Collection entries
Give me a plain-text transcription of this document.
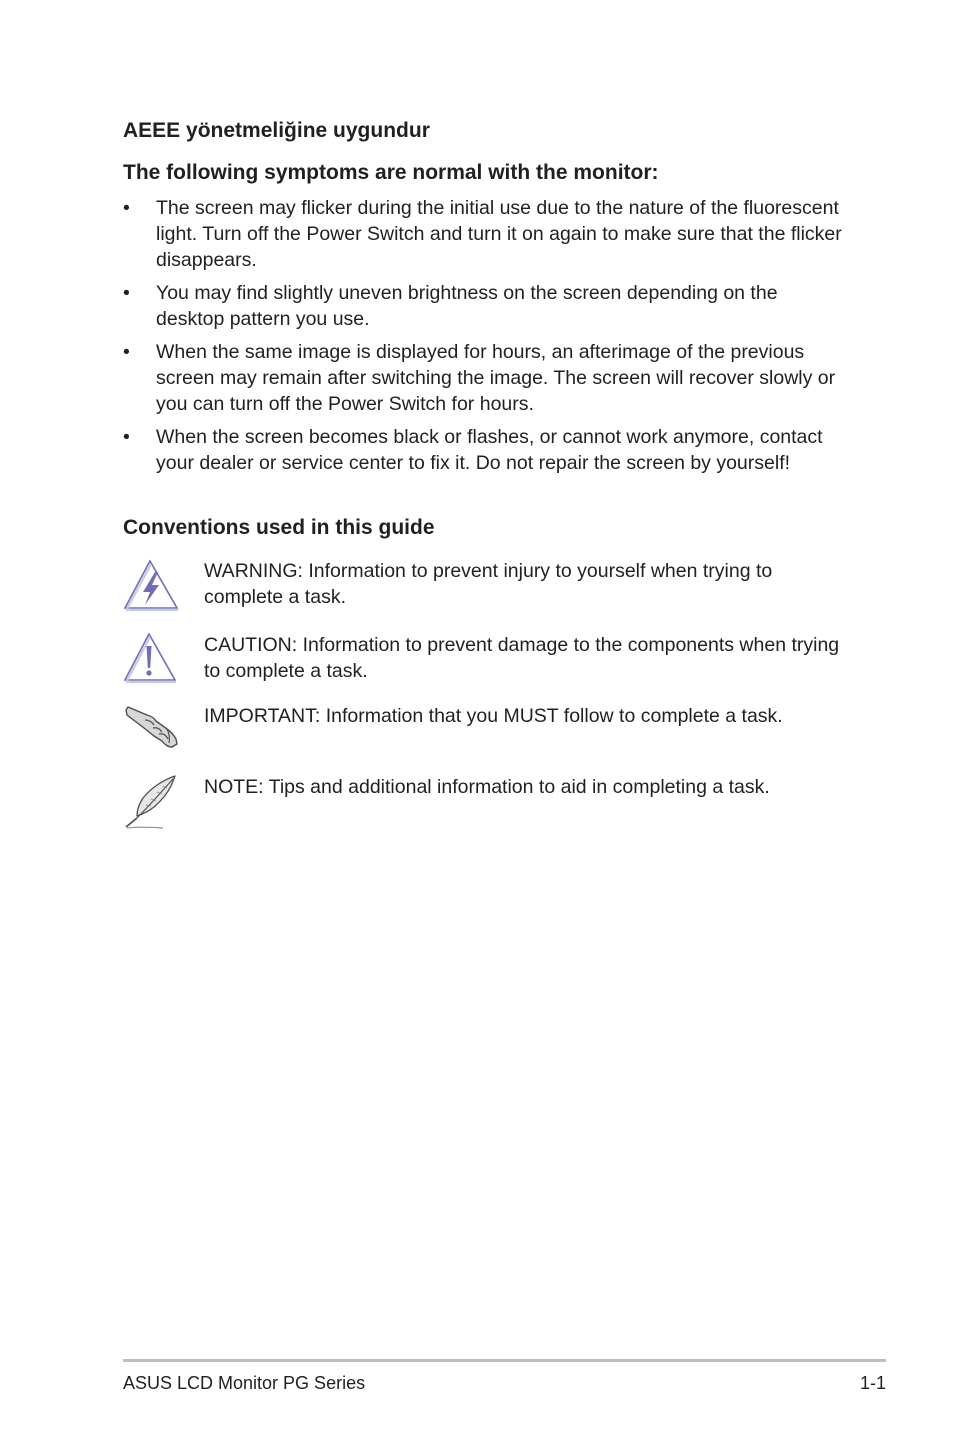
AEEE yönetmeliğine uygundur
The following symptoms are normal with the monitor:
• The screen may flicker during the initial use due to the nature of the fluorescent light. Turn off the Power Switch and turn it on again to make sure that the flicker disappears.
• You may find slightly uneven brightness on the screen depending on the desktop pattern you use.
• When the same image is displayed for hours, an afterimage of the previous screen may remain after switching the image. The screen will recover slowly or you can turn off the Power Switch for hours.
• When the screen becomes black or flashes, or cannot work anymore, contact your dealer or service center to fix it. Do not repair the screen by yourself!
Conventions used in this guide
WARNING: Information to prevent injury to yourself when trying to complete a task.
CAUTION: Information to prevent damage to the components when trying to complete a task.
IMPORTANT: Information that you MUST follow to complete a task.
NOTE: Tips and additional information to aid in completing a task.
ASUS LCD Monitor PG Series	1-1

**Do this:** Every line above should be returned word for word, with the pictures left behind.

**Exercise solution:**
Give me a plain-text transcription of this document.
AEEE yönetmeliğine uygundur
The following symptoms are normal with the monitor:
• The screen may flicker during the initial use due to the nature of the fluorescent light. Turn off the Power Switch and turn it on again to make sure that the flicker disappears.
• You may find slightly uneven brightness on the screen depending on the desktop pattern you use.
• When the same image is displayed for hours, an afterimage of the previous screen may remain after switching the image. The screen will recover slowly or you can turn off the Power Switch for hours.
• When the screen becomes black or flashes, or cannot work anymore, contact your dealer or service center to fix it. Do not repair the screen by yourself!
Conventions used in this guide
WARNING: Information to prevent injury to yourself when trying to complete a task.
CAUTION: Information to prevent damage to the components when trying to complete a task.
IMPORTANT: Information that you MUST follow to complete a task.
NOTE: Tips and additional information to aid in completing a task.
ASUS LCD Monitor PG Series	1-1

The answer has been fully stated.